EXERCISE: Give back, unchanged, each line from the one containing "What does this" through the last line of the entries below.
BEGIN GIVEN RECORDS
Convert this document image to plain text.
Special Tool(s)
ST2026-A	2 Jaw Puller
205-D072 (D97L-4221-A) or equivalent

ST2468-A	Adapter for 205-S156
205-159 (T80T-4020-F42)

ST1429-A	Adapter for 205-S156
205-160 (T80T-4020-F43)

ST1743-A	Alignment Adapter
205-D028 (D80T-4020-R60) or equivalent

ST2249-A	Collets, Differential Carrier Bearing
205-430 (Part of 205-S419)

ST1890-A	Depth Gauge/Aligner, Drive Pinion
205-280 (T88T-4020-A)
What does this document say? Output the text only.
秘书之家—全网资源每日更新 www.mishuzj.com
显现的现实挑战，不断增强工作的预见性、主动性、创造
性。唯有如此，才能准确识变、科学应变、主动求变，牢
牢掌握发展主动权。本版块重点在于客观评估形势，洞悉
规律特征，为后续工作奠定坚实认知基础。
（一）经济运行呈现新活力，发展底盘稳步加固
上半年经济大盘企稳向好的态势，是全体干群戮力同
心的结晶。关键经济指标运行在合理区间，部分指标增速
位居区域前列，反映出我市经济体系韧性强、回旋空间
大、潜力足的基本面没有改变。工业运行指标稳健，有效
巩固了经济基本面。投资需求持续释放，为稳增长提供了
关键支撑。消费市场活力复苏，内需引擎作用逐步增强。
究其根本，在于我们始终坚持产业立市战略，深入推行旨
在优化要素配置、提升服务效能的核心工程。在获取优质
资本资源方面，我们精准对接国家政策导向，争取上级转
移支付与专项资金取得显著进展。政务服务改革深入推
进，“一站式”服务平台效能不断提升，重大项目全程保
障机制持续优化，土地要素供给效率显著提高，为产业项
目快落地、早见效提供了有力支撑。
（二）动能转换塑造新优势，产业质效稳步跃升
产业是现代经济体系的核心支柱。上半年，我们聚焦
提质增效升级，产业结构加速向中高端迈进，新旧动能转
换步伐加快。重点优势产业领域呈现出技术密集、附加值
END GIVEN RECORDS
EXERCISE ANSWER:
What does this document say? Output the text only.
秘书之家—全网资源每日更新 www.mishuzj.com
显现的现实挑战，不断增强工作的预见性、主动性、创造
性。唯有如此，才能准确识变、科学应变、主动求变，牢
牢掌握发展主动权。本版块重点在于客观评估形势，洞悉
规律特征，为后续工作奠定坚实认知基础。
（一）经济运行呈现新活力，发展底盘稳步加固
上半年经济大盘企稳向好的态势，是全体干群戮力同
心的结晶。关键经济指标运行在合理区间，部分指标增速
位居区域前列，反映出我市经济体系韧性强、回旋空间
大、潜力足的基本面没有改变。工业运行指标稳健，有效
巩固了经济基本面。投资需求持续释放，为稳增长提供了
关键支撑。消费市场活力复苏，内需引擎作用逐步增强。
究其根本，在于我们始终坚持产业立市战略，深入推行旨
在优化要素配置、提升服务效能的核心工程。在获取优质
资本资源方面，我们精准对接国家政策导向，争取上级转
移支付与专项资金取得显著进展。政务服务改革深入推
进，“一站式”服务平台效能不断提升，重大项目全程保
障机制持续优化，土地要素供给效率显著提高，为产业项
目快落地、早见效提供了有力支撑。
（二）动能转换塑造新优势，产业质效稳步跃升
产业是现代经济体系的核心支柱。上半年，我们聚焦
提质增效升级，产业结构加速向中高端迈进，新旧动能转
换步伐加快。重点优势产业领域呈现出技术密集、附加值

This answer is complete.